INSTRUCTIONS FOR THE TASK: Copy each line below exactly and leave the pictures out.

* Begin *

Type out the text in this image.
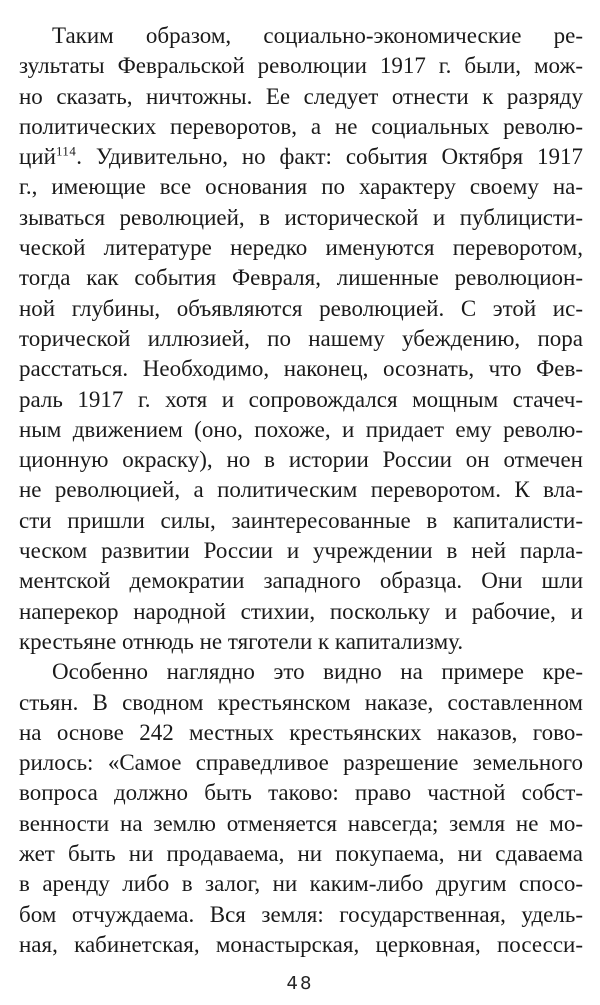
Таким образом, социально-экономические ре-
зультаты Февральской революции 1917 г. были, мож-
но сказать, ничтожны. Ее следует отнести к разряду
политических переворотов, а не социальных револю-
ций$^{114}$. Удивительно, но факт: события Октября 1917
г., имеющие все основания по характеру своему на-
зываться революцией, в исторической и публицисти-
ческой литературе нередко именуются переворотом,
тогда как события Февраля, лишенные революцион-
ной глубины, объявляются революцией. С этой ис-
торической иллюзией, по нашему убеждению, пора
расстаться. Необходимо, наконец, осознать, что Фев-
раль 1917 г. хотя и сопровождался мощным стачеч-
ным движением (оно, похоже, и придает ему револю-
ционную окраску), но в истории России он отмечен
не революцией, а политическим переворотом. К вла-
сти пришли силы, заинтересованные в капиталисти-
ческом развитии России и учреждении в ней парла-
ментской демократии западного образца. Они шли
наперекор народной стихии, поскольку и рабочие, и
крестьяне отнюдь не тяготели к капитализму.
Особенно наглядно это видно на примере кре-
стьян. В сводном крестьянском наказе, составленном
на основе 242 местных крестьянских наказов, гово-
рилось: «Самое справедливое разрешение земельного
вопроса должно быть таково: право частной собст-
венности на землю отменяется навсегда; земля не мо-
жет быть ни продаваема, ни покупаема, ни сдаваема
в аренду либо в залог, ни каким-либо другим спосо-
бом отчуждаема. Вся земля: государственная, удель-
ная, кабинетская, монастырская, церковная, посесси-
48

* End *

SOLUTION TO THIS TASK:
Type out the text in this image.
Таким образом, социально-экономические ре-
зультаты Февральской революции 1917 г. были, мож-
но сказать, ничтожны. Ее следует отнести к разряду
политических переворотов, а не социальных револю-
ций$^{114}$. Удивительно, но факт: события Октября 1917
г., имеющие все основания по характеру своему на-
зываться революцией, в исторической и публицисти-
ческой литературе нередко именуются переворотом,
тогда как события Февраля, лишенные революцион-
ной глубины, объявляются революцией. С этой ис-
торической иллюзией, по нашему убеждению, пора
расстаться. Необходимо, наконец, осознать, что Фев-
раль 1917 г. хотя и сопровождался мощным стачеч-
ным движением (оно, похоже, и придает ему револю-
ционную окраску), но в истории России он отмечен
не революцией, а политическим переворотом. К вла-
сти пришли силы, заинтересованные в капиталисти-
ческом развитии России и учреждении в ней парла-
ментской демократии западного образца. Они шли
наперекор народной стихии, поскольку и рабочие, и
крестьяне отнюдь не тяготели к капитализму.
Особенно наглядно это видно на примере кре-
стьян. В сводном крестьянском наказе, составленном
на основе 242 местных крестьянских наказов, гово-
рилось: «Самое справедливое разрешение земельного
вопроса должно быть таково: право частной собст-
венности на землю отменяется навсегда; земля не мо-
жет быть ни продаваема, ни покупаема, ни сдаваема
в аренду либо в залог, ни каким-либо другим спосо-
бом отчуждаема. Вся земля: государственная, удель-
ная, кабинетская, монастырская, церковная, посесси-
48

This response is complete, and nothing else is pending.